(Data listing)
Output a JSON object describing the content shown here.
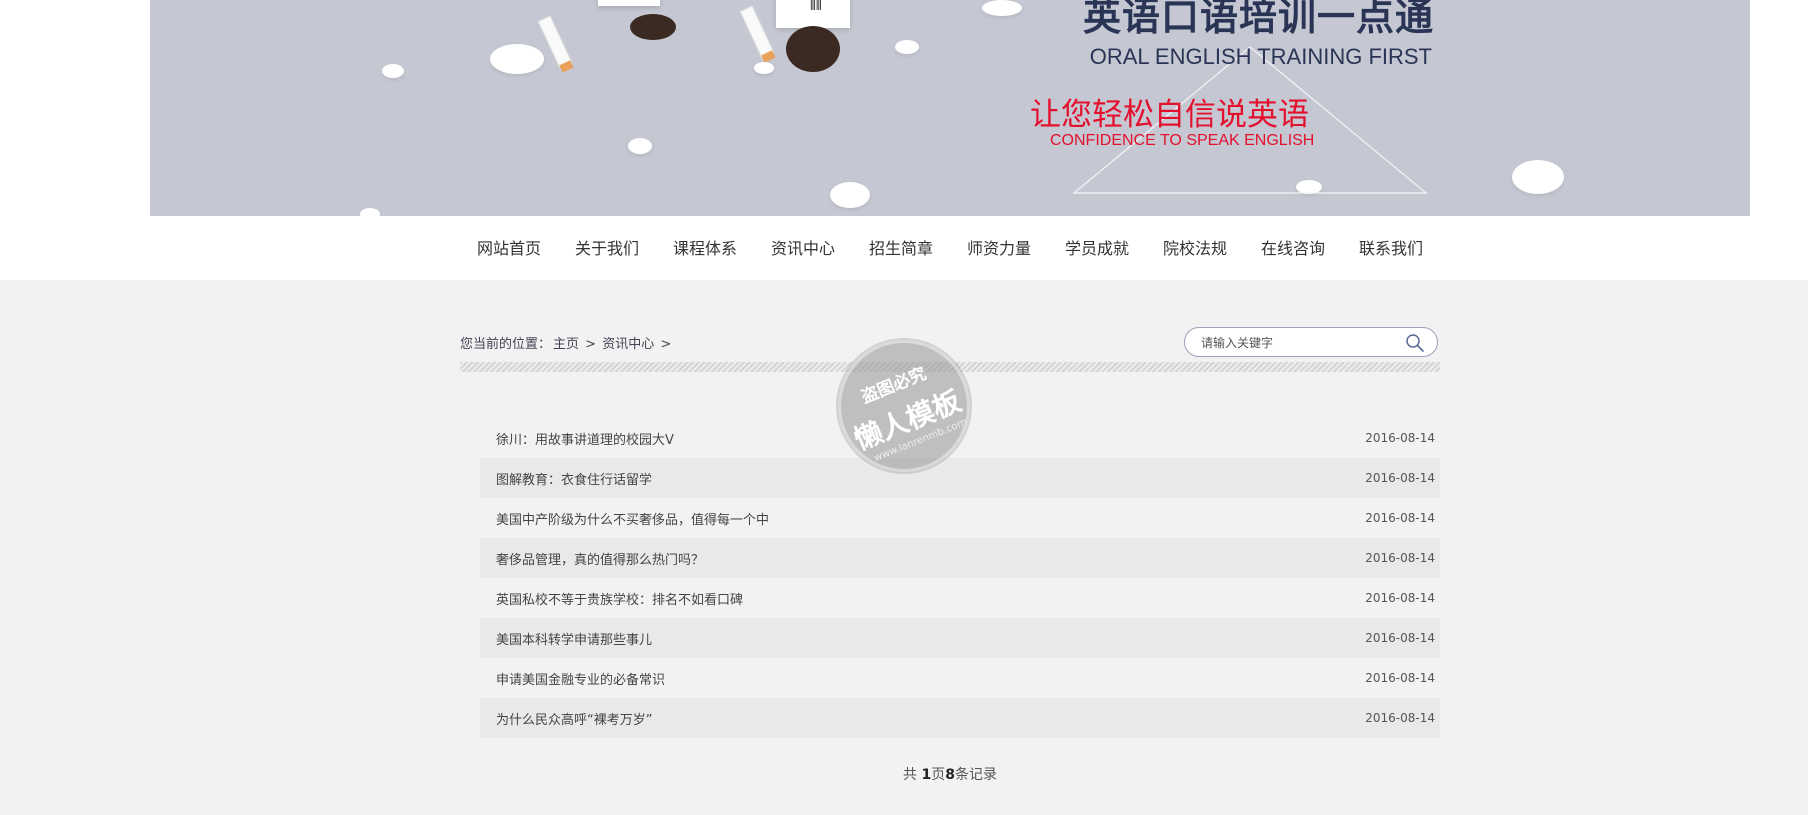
{
  "banner": {
    "title_cn": "英语口语培训一点通",
    "title_en": "ORAL ENGLISH TRAINING FIRST",
    "subtitle_cn": "让您轻松自信说英语",
    "subtitle_en": "CONFIDENCE TO SPEAK ENGLISH"
  },
  "nav": {
    "items": [
      "网站首页",
      "关于我们",
      "课程体系",
      "资讯中心",
      "招生简章",
      "师资力量",
      "学员成就",
      "院校法规",
      "在线咨询",
      "联系我们"
    ]
  },
  "breadcrumb": {
    "prefix": "您当前的位置：",
    "home": "主页",
    "sep1": ">",
    "section": "资讯中心",
    "sep2": ">"
  },
  "search": {
    "placeholder": "请输入关键字",
    "icon": "search-icon"
  },
  "articles": [
    {
      "title": "徐川：用故事讲道理的校园大V",
      "date": "2016-08-14"
    },
    {
      "title": "图解教育：衣食住行话留学",
      "date": "2016-08-14"
    },
    {
      "title": "美国中产阶级为什么不买奢侈品，值得每一个中",
      "date": "2016-08-14"
    },
    {
      "title": "奢侈品管理，真的值得那么热门吗？",
      "date": "2016-08-14"
    },
    {
      "title": "英国私校不等于贵族学校：排名不如看口碑",
      "date": "2016-08-14"
    },
    {
      "title": "美国本科转学申请那些事儿",
      "date": "2016-08-14"
    },
    {
      "title": "申请美国金融专业的必备常识",
      "date": "2016-08-14"
    },
    {
      "title": "为什么民众高呼“裸考万岁”",
      "date": "2016-08-14"
    }
  ],
  "pager": {
    "prefix": "共 ",
    "pages": "1",
    "mid": "页",
    "records": "8",
    "suffix": "条记录"
  },
  "watermark": {
    "line1": "盗图必究",
    "line2": "懒人模板",
    "line3": "www.lanrenmb.com"
  },
  "colors": {
    "banner_bg": "#c5c8d2",
    "title": "#2a3556",
    "accent_red": "#e3102e",
    "page_bg": "#f2f2f2"
  }
}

### [The request]
Extract the full listing above verbatim; pictures are to be left out of the copy.

### [Finished answer]
Output a JSON object describing the content shown here.
{
  "banner": {
    "title_cn": "英语口语培训一点通",
    "title_en": "ORAL ENGLISH TRAINING FIRST",
    "subtitle_cn": "让您轻松自信说英语",
    "subtitle_en": "CONFIDENCE TO SPEAK ENGLISH"
  },
  "nav": {
    "items": [
      "网站首页",
      "关于我们",
      "课程体系",
      "资讯中心",
      "招生简章",
      "师资力量",
      "学员成就",
      "院校法规",
      "在线咨询",
      "联系我们"
    ]
  },
  "breadcrumb": {
    "prefix": "您当前的位置：",
    "home": "主页",
    "sep1": ">",
    "section": "资讯中心",
    "sep2": ">"
  },
  "search": {
    "placeholder": "请输入关键字",
    "icon": "search-icon"
  },
  "articles": [
    {
      "title": "徐川：用故事讲道理的校园大V",
      "date": "2016-08-14"
    },
    {
      "title": "图解教育：衣食住行话留学",
      "date": "2016-08-14"
    },
    {
      "title": "美国中产阶级为什么不买奢侈品，值得每一个中",
      "date": "2016-08-14"
    },
    {
      "title": "奢侈品管理，真的值得那么热门吗？",
      "date": "2016-08-14"
    },
    {
      "title": "英国私校不等于贵族学校：排名不如看口碑",
      "date": "2016-08-14"
    },
    {
      "title": "美国本科转学申请那些事儿",
      "date": "2016-08-14"
    },
    {
      "title": "申请美国金融专业的必备常识",
      "date": "2016-08-14"
    },
    {
      "title": "为什么民众高呼“裸考万岁”",
      "date": "2016-08-14"
    }
  ],
  "pager": {
    "prefix": "共 ",
    "pages": "1",
    "mid": "页",
    "records": "8",
    "suffix": "条记录"
  },
  "watermark": {
    "line1": "盗图必究",
    "line2": "懒人模板",
    "line3": "www.lanrenmb.com"
  },
  "colors": {
    "banner_bg": "#c5c8d2",
    "title": "#2a3556",
    "accent_red": "#e3102e",
    "page_bg": "#f2f2f2"
  }
}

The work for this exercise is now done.